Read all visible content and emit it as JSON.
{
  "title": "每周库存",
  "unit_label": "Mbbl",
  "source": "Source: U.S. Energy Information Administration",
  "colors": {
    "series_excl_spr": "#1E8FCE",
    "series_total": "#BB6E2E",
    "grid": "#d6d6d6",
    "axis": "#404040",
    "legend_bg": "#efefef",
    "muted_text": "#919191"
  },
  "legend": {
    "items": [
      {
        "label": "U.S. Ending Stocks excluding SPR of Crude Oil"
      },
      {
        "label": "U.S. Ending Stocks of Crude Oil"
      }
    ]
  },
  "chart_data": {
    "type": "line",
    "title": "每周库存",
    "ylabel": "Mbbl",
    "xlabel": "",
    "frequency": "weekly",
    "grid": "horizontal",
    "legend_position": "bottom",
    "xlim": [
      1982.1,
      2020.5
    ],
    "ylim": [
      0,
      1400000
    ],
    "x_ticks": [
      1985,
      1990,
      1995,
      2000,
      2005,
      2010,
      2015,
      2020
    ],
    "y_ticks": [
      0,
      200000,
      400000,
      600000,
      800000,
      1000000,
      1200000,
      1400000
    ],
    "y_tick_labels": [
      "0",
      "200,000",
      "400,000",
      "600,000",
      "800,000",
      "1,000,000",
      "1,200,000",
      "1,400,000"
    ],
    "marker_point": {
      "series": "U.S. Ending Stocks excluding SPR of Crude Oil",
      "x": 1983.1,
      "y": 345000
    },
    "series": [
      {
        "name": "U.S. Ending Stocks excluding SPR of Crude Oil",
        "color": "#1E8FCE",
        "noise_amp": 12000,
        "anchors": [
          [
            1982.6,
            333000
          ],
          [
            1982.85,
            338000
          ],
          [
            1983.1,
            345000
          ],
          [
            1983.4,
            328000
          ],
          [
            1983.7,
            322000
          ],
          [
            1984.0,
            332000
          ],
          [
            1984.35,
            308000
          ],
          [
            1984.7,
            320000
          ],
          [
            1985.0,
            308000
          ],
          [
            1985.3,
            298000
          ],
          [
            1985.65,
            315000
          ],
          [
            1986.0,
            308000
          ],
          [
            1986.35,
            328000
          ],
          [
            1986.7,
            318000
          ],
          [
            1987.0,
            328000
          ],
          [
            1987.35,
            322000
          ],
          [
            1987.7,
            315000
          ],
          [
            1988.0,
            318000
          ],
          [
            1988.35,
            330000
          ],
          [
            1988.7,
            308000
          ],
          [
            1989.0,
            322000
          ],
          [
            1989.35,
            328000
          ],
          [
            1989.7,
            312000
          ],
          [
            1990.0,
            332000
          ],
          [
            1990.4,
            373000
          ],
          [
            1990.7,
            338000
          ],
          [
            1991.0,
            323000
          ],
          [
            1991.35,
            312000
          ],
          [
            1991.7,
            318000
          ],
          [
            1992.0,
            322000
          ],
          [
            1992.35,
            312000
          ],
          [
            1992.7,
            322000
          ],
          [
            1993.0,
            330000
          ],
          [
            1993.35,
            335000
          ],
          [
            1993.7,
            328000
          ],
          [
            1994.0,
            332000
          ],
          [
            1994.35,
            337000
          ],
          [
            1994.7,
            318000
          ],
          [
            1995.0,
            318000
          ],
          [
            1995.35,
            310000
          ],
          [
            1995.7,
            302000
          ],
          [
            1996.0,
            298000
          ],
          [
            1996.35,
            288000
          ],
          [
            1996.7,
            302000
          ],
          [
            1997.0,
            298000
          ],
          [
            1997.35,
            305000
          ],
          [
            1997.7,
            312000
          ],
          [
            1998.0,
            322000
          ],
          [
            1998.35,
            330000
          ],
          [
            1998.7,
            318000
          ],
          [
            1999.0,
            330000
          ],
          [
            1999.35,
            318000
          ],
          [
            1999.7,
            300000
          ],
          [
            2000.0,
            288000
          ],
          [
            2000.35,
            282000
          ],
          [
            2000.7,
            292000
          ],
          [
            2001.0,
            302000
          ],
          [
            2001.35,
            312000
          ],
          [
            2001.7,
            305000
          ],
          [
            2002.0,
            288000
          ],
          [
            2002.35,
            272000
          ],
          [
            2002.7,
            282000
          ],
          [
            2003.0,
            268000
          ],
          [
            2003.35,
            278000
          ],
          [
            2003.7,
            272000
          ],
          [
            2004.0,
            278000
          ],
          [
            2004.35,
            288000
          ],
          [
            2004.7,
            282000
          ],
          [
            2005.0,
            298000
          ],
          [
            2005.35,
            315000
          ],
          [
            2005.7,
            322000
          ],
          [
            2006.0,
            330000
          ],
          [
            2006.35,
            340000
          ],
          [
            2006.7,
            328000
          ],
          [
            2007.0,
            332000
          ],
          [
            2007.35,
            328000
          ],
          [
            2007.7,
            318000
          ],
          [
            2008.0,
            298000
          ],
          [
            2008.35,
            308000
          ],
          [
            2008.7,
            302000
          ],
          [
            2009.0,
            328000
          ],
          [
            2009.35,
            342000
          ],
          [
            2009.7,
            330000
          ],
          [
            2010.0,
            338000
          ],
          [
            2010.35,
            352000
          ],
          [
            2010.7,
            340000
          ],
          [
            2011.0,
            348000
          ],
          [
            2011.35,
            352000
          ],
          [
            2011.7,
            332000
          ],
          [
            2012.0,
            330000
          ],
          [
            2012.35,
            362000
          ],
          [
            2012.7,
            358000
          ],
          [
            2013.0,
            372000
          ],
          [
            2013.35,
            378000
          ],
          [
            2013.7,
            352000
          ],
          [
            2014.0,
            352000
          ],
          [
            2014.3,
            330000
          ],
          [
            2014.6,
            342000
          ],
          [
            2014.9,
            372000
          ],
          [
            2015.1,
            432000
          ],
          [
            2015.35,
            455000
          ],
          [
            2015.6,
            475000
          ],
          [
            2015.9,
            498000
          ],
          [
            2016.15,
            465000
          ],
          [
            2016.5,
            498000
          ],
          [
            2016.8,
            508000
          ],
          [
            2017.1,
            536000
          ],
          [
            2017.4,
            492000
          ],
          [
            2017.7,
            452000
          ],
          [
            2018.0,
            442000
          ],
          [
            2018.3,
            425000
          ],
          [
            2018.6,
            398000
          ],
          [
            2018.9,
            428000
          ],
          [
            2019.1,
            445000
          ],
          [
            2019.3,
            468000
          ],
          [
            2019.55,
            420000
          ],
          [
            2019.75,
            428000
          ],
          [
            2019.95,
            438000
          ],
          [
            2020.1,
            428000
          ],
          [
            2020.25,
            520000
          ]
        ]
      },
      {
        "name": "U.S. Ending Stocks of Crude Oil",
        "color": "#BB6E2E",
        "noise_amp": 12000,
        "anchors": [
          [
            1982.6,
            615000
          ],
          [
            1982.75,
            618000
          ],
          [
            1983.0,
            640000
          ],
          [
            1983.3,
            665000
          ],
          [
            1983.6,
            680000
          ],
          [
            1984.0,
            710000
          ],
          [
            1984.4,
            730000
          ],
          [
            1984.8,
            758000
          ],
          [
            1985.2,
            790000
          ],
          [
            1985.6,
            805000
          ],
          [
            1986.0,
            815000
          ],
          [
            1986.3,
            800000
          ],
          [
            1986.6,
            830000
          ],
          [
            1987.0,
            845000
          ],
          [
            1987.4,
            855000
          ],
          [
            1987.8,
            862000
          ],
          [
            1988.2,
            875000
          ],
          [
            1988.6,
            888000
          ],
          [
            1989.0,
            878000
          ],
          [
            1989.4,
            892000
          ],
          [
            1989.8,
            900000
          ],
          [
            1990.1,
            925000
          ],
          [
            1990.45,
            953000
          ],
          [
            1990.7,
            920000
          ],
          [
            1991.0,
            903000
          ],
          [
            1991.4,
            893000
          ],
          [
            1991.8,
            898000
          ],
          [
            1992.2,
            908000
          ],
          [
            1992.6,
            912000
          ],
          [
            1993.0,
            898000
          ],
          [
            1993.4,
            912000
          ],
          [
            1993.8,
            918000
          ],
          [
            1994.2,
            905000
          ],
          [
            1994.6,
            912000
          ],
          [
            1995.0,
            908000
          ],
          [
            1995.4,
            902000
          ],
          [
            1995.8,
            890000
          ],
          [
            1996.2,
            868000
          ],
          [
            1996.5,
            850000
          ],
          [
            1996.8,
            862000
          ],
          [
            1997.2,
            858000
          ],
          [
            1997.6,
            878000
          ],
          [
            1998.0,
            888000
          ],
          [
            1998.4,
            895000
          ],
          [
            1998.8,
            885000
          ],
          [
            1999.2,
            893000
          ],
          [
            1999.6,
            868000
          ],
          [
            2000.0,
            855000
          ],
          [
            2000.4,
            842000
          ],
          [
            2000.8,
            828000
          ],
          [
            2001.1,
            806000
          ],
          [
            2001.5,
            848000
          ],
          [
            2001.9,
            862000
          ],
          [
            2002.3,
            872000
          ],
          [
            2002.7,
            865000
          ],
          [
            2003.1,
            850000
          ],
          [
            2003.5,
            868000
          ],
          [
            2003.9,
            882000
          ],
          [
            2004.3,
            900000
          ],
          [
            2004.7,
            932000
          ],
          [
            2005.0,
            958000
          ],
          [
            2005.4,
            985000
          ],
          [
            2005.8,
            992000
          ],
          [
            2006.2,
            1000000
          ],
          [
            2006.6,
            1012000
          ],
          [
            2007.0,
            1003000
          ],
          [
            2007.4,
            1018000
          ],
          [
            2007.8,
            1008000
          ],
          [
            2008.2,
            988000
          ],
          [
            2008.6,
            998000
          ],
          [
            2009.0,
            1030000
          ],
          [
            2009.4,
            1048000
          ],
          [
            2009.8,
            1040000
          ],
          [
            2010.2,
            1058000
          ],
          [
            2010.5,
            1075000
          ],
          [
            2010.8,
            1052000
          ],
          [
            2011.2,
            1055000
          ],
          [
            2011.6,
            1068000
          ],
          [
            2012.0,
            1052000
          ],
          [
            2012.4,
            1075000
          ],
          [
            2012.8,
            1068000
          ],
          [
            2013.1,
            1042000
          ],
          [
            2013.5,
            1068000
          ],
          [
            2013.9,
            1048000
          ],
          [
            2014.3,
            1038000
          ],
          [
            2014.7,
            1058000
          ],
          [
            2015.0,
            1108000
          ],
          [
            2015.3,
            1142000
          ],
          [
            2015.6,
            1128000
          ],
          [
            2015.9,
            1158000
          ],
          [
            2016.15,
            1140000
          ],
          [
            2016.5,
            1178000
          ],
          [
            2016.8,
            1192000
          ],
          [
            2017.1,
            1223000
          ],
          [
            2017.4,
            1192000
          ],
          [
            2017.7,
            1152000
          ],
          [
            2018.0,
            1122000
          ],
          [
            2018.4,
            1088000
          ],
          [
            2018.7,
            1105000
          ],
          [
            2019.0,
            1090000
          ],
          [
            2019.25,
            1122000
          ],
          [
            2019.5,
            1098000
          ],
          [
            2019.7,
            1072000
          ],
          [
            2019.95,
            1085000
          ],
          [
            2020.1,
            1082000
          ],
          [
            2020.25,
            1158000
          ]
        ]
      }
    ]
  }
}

----

Among the entries above, how many lines include the word "Ending"? Reply with the number only.

5